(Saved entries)
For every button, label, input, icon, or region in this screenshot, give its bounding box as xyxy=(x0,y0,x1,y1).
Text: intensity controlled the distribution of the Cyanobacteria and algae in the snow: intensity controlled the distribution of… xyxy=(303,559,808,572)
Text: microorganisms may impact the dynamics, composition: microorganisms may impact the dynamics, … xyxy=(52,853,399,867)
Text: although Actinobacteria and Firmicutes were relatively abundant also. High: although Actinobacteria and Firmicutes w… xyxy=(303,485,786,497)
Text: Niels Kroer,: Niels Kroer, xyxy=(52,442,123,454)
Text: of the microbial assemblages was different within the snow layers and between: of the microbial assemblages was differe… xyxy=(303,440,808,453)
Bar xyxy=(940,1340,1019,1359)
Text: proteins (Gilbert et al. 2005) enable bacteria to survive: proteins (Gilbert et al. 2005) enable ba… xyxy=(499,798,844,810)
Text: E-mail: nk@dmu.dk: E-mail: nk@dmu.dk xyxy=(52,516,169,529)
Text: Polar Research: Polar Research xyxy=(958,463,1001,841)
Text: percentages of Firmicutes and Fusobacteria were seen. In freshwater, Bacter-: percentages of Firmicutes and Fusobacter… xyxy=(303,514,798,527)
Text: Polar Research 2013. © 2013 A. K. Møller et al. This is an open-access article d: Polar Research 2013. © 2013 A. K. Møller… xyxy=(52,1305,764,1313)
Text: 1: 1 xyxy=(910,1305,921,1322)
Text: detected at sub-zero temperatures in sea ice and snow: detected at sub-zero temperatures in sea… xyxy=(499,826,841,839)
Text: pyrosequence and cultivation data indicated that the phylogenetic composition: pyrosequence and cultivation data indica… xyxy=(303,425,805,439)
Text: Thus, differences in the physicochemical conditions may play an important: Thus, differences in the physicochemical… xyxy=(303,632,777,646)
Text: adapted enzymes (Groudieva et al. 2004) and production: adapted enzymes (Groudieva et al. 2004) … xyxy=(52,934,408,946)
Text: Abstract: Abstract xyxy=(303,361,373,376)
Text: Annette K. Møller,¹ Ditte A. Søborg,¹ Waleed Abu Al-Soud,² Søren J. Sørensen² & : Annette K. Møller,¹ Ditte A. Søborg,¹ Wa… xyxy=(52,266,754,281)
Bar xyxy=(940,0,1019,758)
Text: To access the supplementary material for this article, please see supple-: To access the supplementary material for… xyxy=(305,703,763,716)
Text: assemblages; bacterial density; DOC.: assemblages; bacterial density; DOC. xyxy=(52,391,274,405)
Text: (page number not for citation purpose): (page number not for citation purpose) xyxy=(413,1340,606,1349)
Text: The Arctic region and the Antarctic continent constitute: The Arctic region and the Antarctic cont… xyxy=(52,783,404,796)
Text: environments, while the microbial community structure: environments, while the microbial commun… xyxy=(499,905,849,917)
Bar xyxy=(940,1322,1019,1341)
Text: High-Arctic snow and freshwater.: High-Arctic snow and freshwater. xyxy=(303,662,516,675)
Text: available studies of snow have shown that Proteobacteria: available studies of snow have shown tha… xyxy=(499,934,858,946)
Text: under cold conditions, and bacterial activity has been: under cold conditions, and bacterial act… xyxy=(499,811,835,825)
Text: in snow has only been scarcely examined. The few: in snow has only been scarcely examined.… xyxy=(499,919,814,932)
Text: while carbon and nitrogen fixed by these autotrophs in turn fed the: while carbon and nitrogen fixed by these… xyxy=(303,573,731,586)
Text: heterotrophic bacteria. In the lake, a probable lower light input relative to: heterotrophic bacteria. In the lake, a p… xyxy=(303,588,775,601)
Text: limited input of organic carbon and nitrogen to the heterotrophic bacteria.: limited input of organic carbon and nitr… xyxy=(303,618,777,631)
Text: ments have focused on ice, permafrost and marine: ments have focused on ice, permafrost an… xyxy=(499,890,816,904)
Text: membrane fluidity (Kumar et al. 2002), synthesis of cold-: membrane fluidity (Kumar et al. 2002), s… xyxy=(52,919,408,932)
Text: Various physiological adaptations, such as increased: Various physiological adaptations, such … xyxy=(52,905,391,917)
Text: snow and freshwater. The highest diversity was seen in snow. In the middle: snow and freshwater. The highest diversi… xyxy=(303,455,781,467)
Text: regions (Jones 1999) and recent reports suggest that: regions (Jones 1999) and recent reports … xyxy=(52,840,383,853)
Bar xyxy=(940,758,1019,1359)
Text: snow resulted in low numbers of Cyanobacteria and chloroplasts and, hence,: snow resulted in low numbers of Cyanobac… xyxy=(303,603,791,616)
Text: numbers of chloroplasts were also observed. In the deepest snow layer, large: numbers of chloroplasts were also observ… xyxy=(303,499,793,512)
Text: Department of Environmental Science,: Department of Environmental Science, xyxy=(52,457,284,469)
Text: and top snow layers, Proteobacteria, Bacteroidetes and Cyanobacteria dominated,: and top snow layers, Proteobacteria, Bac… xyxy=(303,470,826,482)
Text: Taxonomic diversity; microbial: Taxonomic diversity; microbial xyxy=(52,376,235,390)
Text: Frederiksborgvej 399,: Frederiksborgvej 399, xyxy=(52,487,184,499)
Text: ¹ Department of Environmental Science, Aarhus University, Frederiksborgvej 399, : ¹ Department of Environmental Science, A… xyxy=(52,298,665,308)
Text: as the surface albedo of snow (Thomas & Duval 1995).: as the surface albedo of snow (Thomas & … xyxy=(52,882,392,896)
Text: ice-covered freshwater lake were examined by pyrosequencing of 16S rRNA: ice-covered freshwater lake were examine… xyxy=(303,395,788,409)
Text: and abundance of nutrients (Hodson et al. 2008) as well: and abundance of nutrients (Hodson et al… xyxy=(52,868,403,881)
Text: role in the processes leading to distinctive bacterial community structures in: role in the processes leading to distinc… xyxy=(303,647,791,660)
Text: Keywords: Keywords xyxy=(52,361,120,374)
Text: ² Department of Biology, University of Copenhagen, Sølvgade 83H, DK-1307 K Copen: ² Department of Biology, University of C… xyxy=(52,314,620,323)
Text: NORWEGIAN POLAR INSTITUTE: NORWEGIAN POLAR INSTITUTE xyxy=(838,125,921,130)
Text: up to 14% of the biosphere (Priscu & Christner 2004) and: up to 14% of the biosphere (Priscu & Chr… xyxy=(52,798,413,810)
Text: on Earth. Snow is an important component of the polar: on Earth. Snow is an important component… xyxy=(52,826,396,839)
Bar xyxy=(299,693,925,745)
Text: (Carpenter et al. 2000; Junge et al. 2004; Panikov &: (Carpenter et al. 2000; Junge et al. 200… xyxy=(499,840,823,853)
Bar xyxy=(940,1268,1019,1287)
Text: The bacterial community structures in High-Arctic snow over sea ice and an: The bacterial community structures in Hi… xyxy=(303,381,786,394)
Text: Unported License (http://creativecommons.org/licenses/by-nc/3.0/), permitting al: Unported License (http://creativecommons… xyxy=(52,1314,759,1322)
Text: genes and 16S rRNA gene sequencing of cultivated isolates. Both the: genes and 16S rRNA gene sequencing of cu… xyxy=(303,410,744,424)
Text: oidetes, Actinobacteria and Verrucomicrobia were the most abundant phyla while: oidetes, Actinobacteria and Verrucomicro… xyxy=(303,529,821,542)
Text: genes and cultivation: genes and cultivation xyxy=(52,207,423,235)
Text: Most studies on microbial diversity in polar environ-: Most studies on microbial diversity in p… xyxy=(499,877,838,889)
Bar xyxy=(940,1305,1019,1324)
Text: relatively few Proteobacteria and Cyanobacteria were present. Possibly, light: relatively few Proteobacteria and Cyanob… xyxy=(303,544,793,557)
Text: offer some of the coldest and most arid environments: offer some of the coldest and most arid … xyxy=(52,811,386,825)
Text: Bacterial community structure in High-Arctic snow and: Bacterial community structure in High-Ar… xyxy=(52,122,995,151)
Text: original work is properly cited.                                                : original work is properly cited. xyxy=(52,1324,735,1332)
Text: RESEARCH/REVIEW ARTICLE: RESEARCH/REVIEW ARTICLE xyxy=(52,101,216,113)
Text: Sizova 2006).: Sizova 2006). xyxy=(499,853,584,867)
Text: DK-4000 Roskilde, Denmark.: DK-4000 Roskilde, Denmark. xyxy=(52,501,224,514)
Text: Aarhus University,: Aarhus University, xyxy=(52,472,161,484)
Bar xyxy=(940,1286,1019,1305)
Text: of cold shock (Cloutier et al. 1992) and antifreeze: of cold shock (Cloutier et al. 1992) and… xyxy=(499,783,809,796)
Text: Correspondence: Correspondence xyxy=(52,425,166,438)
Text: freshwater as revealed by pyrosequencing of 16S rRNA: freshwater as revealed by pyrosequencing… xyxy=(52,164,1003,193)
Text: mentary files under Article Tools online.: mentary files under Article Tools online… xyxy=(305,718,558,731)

## EXERCISE
Look over the records above and say how many lines hold the word "that", giving the number alone.

## TASK RESULT
3